(Records that describe figures)
start
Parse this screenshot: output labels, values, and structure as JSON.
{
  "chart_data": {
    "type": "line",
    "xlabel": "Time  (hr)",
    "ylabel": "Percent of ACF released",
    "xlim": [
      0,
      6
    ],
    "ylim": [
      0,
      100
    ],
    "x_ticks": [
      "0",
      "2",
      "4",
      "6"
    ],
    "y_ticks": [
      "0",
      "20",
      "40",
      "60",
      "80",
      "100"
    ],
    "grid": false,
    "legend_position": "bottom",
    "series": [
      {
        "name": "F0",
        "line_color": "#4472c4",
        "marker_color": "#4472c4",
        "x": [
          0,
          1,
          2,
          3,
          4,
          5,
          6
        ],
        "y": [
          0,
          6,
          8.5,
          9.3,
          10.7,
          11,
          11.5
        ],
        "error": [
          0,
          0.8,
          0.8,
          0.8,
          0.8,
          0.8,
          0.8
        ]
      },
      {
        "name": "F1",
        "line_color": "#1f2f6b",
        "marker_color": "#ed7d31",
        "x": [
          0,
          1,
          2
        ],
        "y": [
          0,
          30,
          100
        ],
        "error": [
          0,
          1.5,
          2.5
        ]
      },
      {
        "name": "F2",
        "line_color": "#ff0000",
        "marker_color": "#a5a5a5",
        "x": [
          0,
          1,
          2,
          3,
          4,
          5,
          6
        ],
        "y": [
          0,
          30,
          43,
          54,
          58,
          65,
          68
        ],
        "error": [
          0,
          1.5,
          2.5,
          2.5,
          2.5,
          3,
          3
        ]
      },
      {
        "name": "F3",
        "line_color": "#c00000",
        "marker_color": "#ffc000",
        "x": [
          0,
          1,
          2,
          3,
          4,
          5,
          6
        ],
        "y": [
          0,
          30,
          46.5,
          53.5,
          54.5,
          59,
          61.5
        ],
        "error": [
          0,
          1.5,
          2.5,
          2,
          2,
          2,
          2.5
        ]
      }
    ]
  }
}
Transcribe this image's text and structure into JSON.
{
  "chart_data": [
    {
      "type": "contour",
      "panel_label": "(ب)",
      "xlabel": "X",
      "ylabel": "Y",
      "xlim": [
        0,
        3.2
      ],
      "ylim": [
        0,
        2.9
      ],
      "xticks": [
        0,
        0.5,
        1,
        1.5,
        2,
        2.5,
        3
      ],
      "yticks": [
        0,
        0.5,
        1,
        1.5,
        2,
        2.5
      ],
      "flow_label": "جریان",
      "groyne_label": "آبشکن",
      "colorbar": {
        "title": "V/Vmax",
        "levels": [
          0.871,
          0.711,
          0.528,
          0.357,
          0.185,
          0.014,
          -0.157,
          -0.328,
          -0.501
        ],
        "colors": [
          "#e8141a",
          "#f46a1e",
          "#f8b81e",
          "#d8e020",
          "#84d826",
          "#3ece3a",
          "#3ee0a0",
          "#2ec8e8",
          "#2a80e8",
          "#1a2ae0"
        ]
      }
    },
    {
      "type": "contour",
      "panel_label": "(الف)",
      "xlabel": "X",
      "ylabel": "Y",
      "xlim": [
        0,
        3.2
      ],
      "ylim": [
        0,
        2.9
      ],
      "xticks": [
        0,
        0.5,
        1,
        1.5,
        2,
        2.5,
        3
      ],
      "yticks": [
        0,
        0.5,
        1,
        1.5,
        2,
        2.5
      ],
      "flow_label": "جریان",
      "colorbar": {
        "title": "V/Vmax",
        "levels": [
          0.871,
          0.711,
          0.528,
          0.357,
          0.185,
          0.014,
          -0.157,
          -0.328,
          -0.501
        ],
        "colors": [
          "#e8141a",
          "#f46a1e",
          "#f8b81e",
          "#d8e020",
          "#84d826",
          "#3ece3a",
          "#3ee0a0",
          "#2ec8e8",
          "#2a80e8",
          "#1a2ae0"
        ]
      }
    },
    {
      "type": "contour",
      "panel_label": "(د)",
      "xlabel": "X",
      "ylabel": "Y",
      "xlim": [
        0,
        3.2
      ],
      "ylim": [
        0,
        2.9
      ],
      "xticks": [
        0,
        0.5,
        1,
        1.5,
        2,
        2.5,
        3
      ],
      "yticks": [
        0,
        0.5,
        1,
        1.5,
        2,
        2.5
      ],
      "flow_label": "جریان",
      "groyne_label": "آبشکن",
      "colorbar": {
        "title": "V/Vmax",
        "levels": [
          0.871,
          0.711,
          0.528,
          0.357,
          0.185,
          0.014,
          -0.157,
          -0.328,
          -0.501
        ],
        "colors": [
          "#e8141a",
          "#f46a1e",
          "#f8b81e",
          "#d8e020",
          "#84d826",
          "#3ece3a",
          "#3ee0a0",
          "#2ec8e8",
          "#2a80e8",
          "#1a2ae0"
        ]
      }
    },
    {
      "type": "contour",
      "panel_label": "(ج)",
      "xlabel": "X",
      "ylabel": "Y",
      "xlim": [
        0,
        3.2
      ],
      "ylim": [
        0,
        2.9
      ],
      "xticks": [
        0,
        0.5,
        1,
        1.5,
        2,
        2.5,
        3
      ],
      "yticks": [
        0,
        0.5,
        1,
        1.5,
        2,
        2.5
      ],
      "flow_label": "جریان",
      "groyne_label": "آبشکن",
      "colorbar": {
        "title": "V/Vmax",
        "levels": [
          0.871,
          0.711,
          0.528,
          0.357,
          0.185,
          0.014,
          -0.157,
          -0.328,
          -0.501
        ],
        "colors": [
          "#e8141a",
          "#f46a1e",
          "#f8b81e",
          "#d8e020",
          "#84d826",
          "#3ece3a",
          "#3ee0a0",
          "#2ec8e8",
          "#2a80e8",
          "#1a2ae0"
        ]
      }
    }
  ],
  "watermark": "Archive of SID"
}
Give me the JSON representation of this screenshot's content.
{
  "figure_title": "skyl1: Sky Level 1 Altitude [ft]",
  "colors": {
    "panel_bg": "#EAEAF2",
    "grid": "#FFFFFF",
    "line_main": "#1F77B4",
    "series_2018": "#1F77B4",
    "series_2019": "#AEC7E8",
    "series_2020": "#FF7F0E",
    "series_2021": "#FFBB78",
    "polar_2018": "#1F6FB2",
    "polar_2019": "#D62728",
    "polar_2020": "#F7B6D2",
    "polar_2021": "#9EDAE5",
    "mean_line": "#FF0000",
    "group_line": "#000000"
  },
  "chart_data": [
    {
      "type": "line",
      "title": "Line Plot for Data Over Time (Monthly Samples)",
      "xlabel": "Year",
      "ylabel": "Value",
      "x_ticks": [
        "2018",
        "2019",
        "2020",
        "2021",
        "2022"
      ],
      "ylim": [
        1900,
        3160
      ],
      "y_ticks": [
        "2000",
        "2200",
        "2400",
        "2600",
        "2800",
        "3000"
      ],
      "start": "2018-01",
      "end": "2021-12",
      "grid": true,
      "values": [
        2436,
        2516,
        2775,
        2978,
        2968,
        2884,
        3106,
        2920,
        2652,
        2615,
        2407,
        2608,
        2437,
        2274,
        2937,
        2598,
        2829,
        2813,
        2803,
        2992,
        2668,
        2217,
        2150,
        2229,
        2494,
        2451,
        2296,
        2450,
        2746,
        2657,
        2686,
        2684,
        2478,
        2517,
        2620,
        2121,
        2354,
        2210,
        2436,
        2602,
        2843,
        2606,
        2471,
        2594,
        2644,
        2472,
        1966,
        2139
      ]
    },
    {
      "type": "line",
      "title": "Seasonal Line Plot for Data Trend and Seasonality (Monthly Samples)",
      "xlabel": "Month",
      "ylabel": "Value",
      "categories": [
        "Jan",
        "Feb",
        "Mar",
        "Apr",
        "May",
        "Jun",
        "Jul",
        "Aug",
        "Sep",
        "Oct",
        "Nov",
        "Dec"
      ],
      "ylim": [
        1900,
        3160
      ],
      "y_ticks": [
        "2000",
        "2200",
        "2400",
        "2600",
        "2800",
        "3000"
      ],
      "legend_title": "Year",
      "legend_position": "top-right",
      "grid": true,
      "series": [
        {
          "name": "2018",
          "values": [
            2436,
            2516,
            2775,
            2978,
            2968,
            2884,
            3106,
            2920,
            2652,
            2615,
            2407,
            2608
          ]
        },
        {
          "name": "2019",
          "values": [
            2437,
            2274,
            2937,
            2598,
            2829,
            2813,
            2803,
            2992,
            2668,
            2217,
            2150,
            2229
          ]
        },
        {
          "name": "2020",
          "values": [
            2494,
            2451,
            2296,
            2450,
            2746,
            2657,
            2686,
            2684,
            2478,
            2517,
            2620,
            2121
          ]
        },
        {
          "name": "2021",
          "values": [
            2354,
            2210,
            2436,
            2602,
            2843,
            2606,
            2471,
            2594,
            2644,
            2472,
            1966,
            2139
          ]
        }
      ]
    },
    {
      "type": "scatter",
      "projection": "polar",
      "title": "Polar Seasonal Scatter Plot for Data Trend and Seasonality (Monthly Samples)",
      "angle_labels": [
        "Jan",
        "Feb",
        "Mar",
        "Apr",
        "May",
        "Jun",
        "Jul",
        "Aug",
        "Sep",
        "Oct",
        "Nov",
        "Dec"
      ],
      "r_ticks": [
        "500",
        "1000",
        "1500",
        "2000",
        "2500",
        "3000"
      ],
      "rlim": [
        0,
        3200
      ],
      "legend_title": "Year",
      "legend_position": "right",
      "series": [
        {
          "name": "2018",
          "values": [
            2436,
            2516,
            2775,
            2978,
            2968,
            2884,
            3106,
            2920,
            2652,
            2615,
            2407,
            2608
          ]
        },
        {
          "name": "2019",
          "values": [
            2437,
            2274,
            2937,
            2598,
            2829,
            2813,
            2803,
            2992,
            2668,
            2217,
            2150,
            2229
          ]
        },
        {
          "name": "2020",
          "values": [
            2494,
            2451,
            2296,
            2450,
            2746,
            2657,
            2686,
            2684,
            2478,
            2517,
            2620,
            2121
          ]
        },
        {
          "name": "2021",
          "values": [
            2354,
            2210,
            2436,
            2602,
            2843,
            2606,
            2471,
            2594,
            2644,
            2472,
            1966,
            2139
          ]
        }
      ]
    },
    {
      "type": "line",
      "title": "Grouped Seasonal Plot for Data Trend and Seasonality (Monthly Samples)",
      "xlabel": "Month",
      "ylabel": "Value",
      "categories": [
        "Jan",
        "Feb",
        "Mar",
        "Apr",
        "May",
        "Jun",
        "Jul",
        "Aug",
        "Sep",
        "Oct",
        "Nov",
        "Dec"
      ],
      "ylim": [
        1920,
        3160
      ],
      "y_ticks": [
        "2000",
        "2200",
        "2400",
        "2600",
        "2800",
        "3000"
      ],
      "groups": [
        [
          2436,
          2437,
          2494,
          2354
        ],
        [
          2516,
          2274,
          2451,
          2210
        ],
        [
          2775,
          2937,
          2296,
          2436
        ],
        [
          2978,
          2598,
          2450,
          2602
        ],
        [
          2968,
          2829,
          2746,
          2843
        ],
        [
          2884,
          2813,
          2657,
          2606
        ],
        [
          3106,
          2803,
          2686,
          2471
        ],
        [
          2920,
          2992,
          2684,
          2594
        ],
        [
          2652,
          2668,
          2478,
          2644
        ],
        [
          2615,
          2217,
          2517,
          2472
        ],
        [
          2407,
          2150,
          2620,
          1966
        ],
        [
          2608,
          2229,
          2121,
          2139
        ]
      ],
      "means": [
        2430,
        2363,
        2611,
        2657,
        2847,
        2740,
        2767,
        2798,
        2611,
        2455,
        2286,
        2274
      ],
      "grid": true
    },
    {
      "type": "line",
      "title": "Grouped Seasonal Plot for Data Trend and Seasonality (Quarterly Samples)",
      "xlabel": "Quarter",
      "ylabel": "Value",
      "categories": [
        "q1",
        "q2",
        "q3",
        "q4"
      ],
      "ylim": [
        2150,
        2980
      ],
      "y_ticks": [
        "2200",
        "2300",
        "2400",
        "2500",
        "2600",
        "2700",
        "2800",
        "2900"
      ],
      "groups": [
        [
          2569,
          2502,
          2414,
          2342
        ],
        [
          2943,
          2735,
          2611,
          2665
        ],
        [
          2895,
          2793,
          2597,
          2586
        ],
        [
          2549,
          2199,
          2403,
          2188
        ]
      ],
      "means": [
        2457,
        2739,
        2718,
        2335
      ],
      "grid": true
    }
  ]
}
end
(EXERCISE OBJECTIVE)
Copy each line above containing the string "Samples".

(SOLUTION FOR THIS TASK)
      "title": "Line Plot for Data Over Time (Monthly Samples)",
      "title": "Seasonal Line Plot for Data Trend and Seasonality (Monthly Samples)",
      "title": "Polar Seasonal Scatter Plot for Data Trend and Seasonality (Monthly Samples)",
      "title": "Grouped Seasonal Plot for Data Trend and Seasonality (Monthly Samples)",
      "title": "Grouped Seasonal Plot for Data Trend and Seasonality (Quarterly Samples)",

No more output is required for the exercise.